From the records below, give the number of lines that contain the string "Interno", without any other text.
+++ Dataset extract +++
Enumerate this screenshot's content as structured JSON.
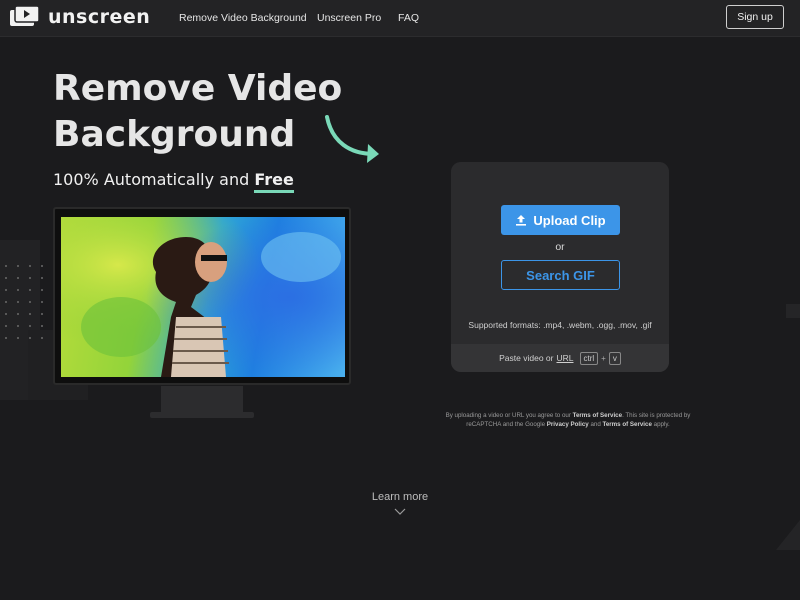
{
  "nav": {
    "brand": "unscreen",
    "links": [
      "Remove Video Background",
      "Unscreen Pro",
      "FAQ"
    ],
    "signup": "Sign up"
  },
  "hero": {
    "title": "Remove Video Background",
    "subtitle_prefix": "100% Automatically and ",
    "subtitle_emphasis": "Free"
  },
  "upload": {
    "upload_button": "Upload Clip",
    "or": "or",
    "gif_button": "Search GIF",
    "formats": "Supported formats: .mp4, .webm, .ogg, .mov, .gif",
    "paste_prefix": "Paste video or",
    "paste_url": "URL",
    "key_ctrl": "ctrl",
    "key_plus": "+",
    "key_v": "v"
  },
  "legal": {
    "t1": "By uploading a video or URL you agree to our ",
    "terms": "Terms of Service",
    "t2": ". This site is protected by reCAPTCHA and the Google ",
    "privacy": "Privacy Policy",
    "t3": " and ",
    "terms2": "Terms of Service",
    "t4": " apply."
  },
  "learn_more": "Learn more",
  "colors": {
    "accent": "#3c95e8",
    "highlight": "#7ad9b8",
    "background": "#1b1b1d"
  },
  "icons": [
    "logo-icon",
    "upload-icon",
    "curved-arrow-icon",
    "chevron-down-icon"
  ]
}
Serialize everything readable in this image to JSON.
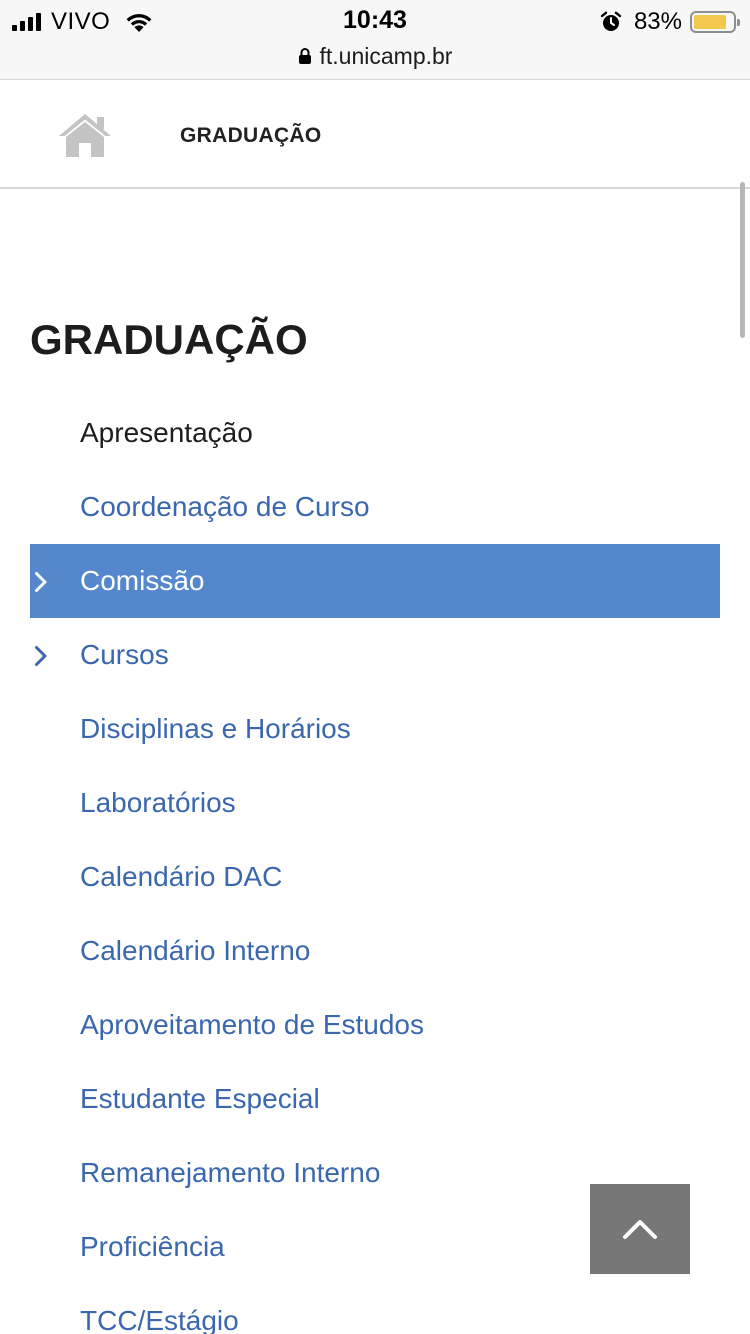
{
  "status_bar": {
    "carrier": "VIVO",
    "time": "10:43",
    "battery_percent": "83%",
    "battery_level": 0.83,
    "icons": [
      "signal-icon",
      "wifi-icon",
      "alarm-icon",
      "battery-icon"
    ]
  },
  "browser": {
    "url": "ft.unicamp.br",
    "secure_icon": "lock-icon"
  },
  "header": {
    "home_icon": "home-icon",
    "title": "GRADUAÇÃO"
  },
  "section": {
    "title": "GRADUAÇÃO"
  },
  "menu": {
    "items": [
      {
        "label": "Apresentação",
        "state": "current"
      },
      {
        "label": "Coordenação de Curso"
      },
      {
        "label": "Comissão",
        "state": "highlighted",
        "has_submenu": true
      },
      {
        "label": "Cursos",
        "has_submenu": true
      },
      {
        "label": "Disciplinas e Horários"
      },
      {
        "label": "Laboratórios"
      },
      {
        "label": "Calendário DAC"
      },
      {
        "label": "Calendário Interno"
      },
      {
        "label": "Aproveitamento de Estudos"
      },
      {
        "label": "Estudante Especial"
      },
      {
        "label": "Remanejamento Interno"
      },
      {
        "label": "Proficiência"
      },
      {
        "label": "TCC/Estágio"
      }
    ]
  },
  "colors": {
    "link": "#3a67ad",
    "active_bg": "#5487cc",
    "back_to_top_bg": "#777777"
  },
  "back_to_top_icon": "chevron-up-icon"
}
+++
■ **Finished exercise**
2